**Working data**.
# # # # #

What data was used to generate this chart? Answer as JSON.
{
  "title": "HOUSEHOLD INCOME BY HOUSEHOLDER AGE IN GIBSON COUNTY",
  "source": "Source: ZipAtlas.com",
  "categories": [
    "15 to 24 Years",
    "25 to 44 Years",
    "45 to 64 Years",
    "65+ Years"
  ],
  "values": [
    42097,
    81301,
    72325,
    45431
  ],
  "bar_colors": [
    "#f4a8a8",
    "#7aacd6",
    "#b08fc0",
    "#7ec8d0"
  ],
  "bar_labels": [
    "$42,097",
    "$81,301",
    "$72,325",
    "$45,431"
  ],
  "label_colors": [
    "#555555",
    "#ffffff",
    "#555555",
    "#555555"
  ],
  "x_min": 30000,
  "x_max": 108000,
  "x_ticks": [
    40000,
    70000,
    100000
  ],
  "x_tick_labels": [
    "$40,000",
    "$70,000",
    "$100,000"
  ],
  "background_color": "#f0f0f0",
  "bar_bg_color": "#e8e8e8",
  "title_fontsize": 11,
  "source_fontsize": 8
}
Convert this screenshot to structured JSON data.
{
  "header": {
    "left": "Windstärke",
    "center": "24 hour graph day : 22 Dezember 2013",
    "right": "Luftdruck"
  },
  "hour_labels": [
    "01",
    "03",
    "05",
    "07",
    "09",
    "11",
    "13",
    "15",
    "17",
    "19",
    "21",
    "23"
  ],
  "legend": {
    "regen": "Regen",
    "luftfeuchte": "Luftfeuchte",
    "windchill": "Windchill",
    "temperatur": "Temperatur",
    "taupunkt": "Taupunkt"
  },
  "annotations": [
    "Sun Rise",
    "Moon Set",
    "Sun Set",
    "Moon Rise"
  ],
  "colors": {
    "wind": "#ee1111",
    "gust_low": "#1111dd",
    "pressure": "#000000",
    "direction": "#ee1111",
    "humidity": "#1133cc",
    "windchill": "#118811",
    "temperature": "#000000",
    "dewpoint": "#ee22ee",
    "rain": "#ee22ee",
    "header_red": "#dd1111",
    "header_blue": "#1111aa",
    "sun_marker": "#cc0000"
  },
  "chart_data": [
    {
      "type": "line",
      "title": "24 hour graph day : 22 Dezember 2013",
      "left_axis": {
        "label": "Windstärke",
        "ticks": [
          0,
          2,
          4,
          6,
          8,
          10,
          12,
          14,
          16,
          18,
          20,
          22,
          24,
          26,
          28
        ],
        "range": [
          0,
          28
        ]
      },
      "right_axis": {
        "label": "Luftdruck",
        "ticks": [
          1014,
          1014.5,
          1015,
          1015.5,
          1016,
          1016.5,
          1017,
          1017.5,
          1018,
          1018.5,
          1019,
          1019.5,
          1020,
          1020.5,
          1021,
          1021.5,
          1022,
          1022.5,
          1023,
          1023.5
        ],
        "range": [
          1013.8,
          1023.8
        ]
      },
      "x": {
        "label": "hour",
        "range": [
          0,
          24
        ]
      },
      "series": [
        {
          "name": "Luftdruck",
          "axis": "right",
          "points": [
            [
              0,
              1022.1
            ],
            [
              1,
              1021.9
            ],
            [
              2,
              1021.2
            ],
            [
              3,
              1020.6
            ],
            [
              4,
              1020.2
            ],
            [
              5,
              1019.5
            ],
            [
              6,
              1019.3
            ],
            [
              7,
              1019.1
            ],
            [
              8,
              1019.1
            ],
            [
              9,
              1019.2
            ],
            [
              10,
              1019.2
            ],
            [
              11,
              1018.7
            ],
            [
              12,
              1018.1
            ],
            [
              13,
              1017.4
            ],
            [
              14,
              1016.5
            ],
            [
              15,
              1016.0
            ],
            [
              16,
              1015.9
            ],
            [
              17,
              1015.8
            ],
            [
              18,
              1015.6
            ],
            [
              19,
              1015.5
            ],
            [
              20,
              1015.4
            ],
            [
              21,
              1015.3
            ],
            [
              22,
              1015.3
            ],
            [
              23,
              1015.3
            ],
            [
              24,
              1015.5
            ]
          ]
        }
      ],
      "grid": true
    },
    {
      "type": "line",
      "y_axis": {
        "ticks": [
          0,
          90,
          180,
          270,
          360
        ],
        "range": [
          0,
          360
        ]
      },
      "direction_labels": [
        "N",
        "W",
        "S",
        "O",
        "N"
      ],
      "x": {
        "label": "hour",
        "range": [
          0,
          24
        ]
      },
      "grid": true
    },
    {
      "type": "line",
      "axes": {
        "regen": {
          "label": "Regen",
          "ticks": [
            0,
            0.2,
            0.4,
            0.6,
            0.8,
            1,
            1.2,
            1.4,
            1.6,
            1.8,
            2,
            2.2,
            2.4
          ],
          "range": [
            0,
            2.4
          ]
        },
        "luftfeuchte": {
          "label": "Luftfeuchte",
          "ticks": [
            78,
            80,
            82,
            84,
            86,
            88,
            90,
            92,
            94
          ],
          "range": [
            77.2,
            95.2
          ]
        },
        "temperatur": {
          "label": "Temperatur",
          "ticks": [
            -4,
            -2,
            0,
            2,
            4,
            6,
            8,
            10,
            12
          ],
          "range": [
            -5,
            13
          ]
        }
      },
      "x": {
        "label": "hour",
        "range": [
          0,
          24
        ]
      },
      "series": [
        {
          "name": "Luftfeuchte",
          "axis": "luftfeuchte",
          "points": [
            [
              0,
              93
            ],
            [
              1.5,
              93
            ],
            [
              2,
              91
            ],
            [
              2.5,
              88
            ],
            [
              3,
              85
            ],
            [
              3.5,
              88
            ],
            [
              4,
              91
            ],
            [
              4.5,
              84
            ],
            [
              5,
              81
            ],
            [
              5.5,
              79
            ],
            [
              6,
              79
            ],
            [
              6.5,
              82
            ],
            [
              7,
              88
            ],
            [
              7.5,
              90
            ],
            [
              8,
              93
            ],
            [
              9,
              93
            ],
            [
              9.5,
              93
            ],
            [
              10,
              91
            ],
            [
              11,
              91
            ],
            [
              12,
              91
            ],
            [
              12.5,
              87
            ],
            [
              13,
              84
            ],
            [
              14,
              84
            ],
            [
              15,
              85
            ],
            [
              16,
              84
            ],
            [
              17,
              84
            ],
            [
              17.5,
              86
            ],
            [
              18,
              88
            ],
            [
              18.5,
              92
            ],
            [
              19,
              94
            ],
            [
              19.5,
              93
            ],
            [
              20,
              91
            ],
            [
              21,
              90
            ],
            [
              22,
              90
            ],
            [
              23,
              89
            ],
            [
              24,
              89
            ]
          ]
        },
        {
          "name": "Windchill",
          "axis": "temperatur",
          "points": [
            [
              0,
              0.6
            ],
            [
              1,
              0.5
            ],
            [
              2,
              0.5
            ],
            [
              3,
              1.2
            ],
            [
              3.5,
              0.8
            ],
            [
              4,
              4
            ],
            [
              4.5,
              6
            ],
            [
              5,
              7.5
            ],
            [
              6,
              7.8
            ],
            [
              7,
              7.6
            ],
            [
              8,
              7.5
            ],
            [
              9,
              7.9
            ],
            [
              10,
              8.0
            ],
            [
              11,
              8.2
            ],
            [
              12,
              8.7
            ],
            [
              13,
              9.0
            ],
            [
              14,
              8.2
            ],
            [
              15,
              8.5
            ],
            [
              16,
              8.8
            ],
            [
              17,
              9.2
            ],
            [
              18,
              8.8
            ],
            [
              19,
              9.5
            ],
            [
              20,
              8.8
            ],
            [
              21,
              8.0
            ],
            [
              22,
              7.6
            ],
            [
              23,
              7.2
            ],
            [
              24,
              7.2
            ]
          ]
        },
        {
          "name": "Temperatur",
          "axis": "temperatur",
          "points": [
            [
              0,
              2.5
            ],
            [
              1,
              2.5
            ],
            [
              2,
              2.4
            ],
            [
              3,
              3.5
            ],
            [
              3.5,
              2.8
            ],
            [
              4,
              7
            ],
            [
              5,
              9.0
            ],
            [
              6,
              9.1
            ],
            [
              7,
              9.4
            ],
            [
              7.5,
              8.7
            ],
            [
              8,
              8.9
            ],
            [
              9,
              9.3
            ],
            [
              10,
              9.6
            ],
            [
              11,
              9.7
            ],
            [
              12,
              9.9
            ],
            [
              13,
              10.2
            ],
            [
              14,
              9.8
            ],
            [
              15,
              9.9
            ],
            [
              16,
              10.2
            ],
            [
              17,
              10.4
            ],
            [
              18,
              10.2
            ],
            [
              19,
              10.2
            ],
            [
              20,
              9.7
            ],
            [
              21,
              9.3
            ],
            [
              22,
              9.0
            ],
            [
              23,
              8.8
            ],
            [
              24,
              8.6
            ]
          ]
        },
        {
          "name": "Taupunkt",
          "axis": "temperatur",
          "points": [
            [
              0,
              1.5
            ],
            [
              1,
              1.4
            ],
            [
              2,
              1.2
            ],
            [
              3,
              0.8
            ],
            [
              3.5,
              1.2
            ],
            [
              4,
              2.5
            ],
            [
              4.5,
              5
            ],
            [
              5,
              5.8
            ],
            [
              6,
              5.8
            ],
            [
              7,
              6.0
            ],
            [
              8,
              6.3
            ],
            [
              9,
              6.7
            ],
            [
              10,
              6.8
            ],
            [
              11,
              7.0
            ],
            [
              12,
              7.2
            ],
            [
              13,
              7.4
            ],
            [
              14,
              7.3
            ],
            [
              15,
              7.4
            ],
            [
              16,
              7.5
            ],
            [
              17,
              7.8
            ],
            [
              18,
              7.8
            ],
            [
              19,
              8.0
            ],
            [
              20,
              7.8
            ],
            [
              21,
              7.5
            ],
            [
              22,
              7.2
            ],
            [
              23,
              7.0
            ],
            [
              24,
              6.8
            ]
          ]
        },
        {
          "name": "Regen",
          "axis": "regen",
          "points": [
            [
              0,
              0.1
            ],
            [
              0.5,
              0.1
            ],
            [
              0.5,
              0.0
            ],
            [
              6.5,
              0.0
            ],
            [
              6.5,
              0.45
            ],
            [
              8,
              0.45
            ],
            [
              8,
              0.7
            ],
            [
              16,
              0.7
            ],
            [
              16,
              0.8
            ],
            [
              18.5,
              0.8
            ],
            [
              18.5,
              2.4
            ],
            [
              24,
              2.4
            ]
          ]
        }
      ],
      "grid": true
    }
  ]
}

# # # # #

Select all lines in the listing above where the word "Luftdruck" appears, and show them.

    "right": "Luftdruck"
        "label": "Luftdruck",
          "name": "Luftdruck",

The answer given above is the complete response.